* _STATED GOAL_:
Show all lines holding "title".

* _RECORDS FOR THIS TASK_:
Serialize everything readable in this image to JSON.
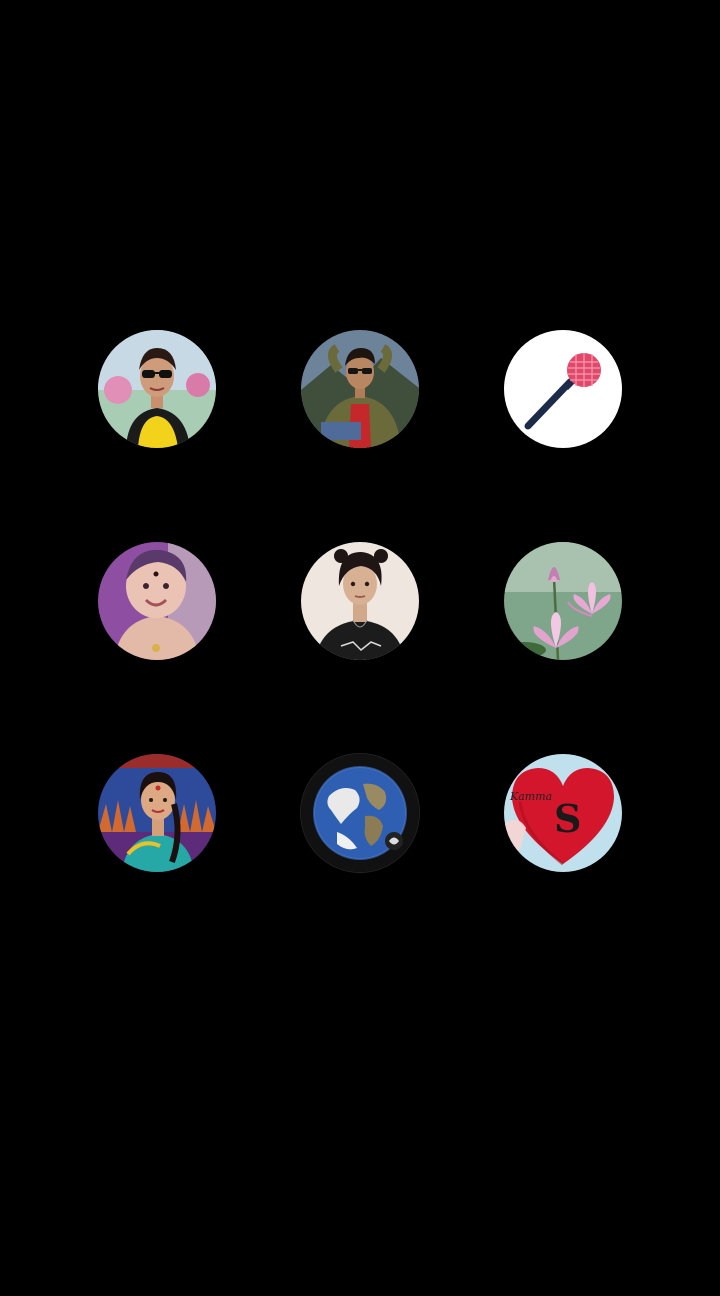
{
  "avatars": [
    {
      "id": "a1",
      "depicts": "woman-sunglasses-yellow-top",
      "bg": "#9ec4a8",
      "accent": "#f2d21a"
    },
    {
      "id": "a2",
      "depicts": "man-red-shirt-jacket",
      "bg": "#5d7690",
      "accent": "#c4282a"
    },
    {
      "id": "a3",
      "depicts": "microphone",
      "bg": "#ffffff",
      "accent": "#e2486a"
    },
    {
      "id": "a4",
      "depicts": "smiling-baby-purple",
      "bg": "#8e4fa2",
      "accent": "#e8c1b0"
    },
    {
      "id": "a5",
      "depicts": "woman-black-tshirt",
      "bg": "#efe6e0",
      "accent": "#1c1c1c"
    },
    {
      "id": "a6",
      "depicts": "pink-lotus-flowers",
      "bg": "#7fa58b",
      "accent": "#e3a3cf"
    },
    {
      "id": "a7",
      "depicts": "woman-traditional-dress",
      "bg": "#2e4a9a",
      "accent": "#c9402e"
    },
    {
      "id": "a8",
      "depicts": "earth-globe",
      "bg": "#111111",
      "accent": "#3b6fc1"
    },
    {
      "id": "a9",
      "depicts": "red-heart-monogram",
      "bg": "#bfe0ec",
      "accent": "#d3162b",
      "monogram": "S"
    }
  ]
}
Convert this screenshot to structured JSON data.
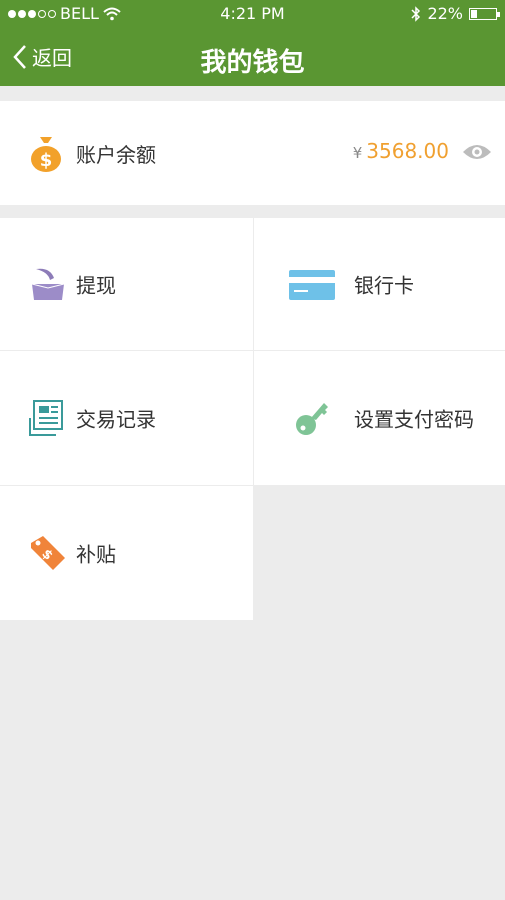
{
  "status_bar": {
    "carrier": "BELL",
    "time": "4:21 PM",
    "battery": "22%"
  },
  "nav": {
    "back_label": "返回",
    "title": "我的钱包"
  },
  "balance": {
    "label": "账户余额",
    "currency": "¥",
    "amount": "3568.00"
  },
  "menu": [
    {
      "label": "提现",
      "icon": "withdraw-tray-icon"
    },
    {
      "label": "银行卡",
      "icon": "bank-card-icon"
    },
    {
      "label": "交易记录",
      "icon": "transaction-record-icon"
    },
    {
      "label": "设置支付密码",
      "icon": "key-icon"
    },
    {
      "label": "补贴",
      "icon": "subsidy-tag-icon"
    }
  ],
  "colors": {
    "header": "#5a9632",
    "amount": "#f0a030",
    "background": "#ececec"
  }
}
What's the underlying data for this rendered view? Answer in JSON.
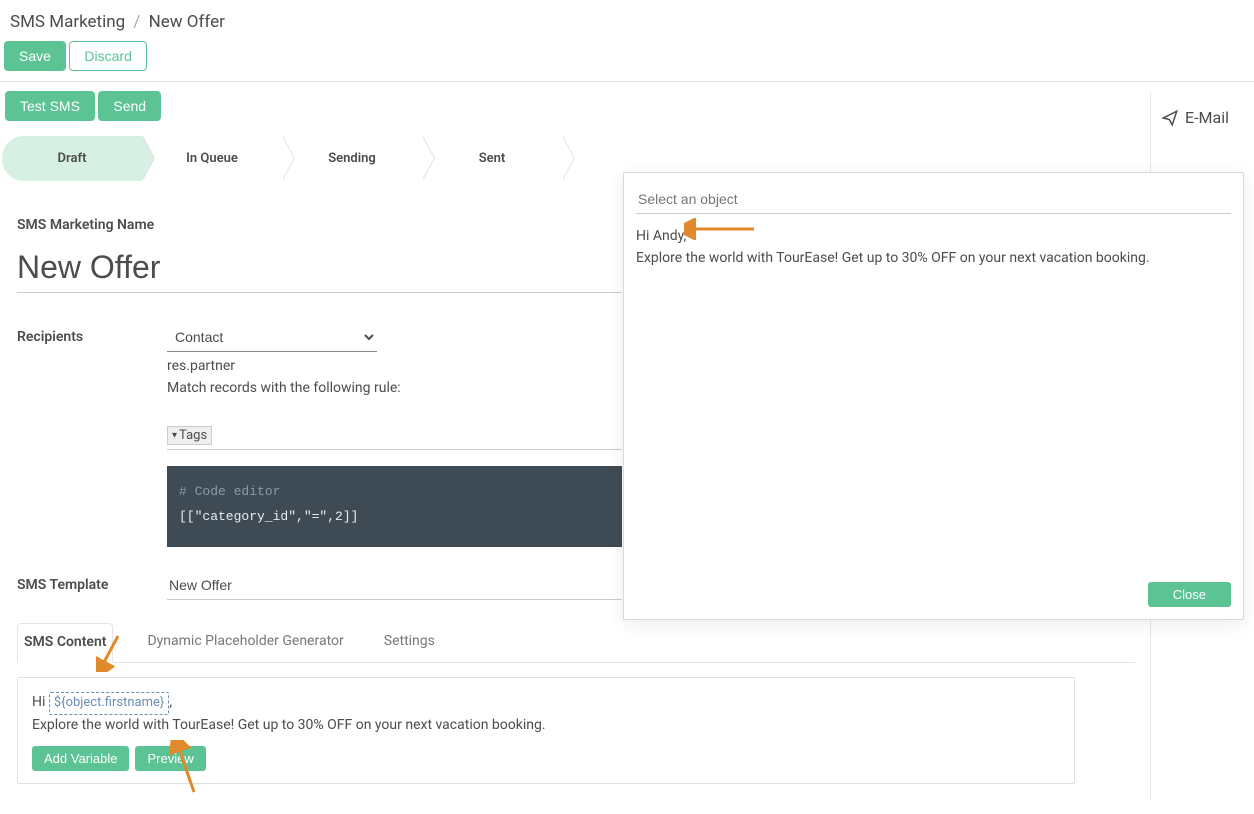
{
  "breadcrumb": {
    "root": "SMS Marketing",
    "current": "New Offer"
  },
  "buttons": {
    "save": "Save",
    "discard": "Discard",
    "test_sms": "Test SMS",
    "send": "Send",
    "add_variable": "Add Variable",
    "preview": "Preview",
    "close": "Close"
  },
  "status_steps": [
    "Draft",
    "In Queue",
    "Sending",
    "Sent"
  ],
  "right_panel": {
    "email": "E-Mail"
  },
  "form": {
    "name_label": "SMS Marketing Name",
    "name_value": "New Offer",
    "recipients_label": "Recipients",
    "recipients_select": "Contact",
    "recipients_model": "res.partner",
    "recipients_rule_hint": "Match records with the following rule:",
    "tags_label": "Tags",
    "code_comment": "# Code editor",
    "code_line": "[[\"category_id\",\"=\",2]]",
    "template_label": "SMS Template",
    "template_value": "New Offer"
  },
  "tabs": [
    "SMS Content",
    "Dynamic Placeholder Generator",
    "Settings"
  ],
  "sms": {
    "greeting_prefix": "Hi ",
    "variable": "${object.firstname}",
    "greeting_suffix": ",",
    "body": "Explore the world with TourEase! Get up to 30% OFF on your next vacation booking."
  },
  "popup": {
    "object_placeholder": "Select an object",
    "line1": "Hi Andy,",
    "line2": "Explore the world with TourEase! Get up to 30% OFF on your next vacation booking."
  },
  "colors": {
    "accent": "#5cc395",
    "arrow": "#e08a2c"
  }
}
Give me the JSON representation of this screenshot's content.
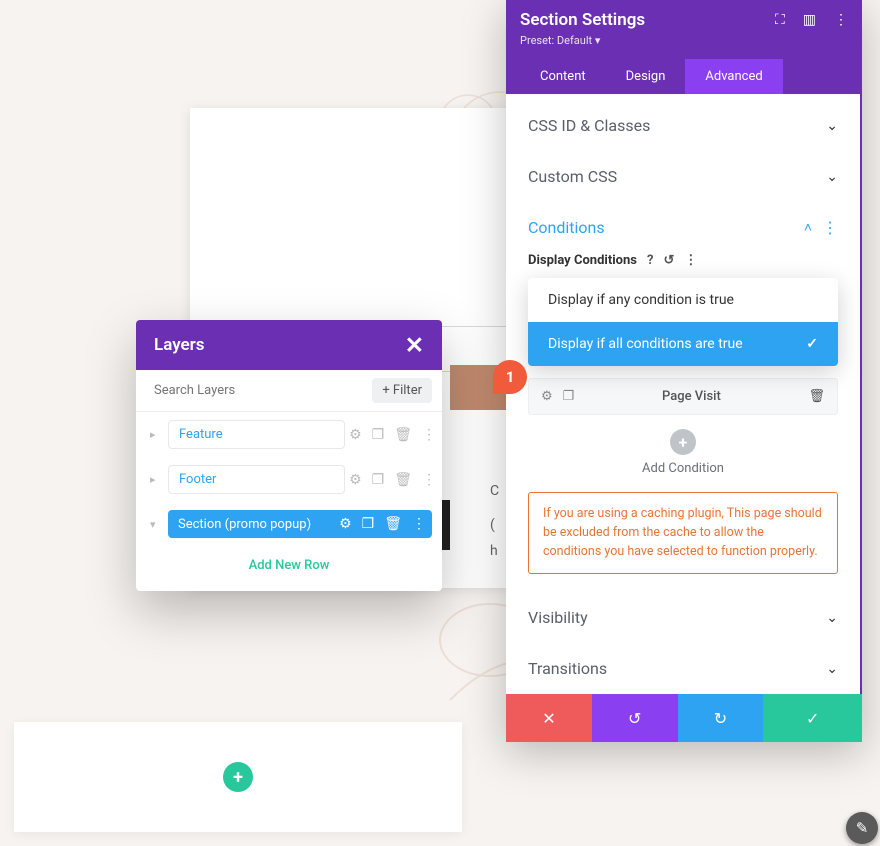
{
  "layers": {
    "title": "Layers",
    "search_placeholder": "Search Layers",
    "filter_label": "+ Filter",
    "items": [
      {
        "label": "Feature",
        "selected": false
      },
      {
        "label": "Footer",
        "selected": false
      },
      {
        "label": "Section (promo popup)",
        "selected": true
      }
    ],
    "add_row": "Add New Row"
  },
  "settings": {
    "title": "Section Settings",
    "preset_label": "Preset: Default",
    "tabs": [
      {
        "label": "Content",
        "active": false
      },
      {
        "label": "Design",
        "active": false
      },
      {
        "label": "Advanced",
        "active": true
      }
    ],
    "sections": {
      "css_id": "CSS ID & Classes",
      "custom_css": "Custom CSS",
      "conditions": "Conditions",
      "visibility": "Visibility",
      "transitions": "Transitions"
    },
    "display_conditions_label": "Display Conditions",
    "dropdown": {
      "any": "Display if any condition is true",
      "all": "Display if all conditions are true"
    },
    "condition_row": "Page Visit",
    "add_condition": "Add Condition",
    "warning": "If you are using a caching plugin, This page should be excluded from the cache to allow the conditions you have selected to function properly."
  },
  "annotation": {
    "badge1": "1"
  },
  "snippets": {
    "a": "C",
    "b": "(",
    "c": "h"
  },
  "icons": {
    "close": "✕",
    "gear": "✿",
    "copy": "❐",
    "trash": "🗑",
    "dots": "⋮",
    "help": "?",
    "undo": "↺",
    "redo": "↻",
    "check": "✓",
    "plus": "+",
    "chev_down": "⌄",
    "chev_up": "˄",
    "expand": "⛶",
    "panel": "▥",
    "tri": "▸",
    "tri_down": "▾"
  }
}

* _THE RESPONSE_:
    "title": "我的钱包"
    "title": "Layers",
    "title": "Section Settings",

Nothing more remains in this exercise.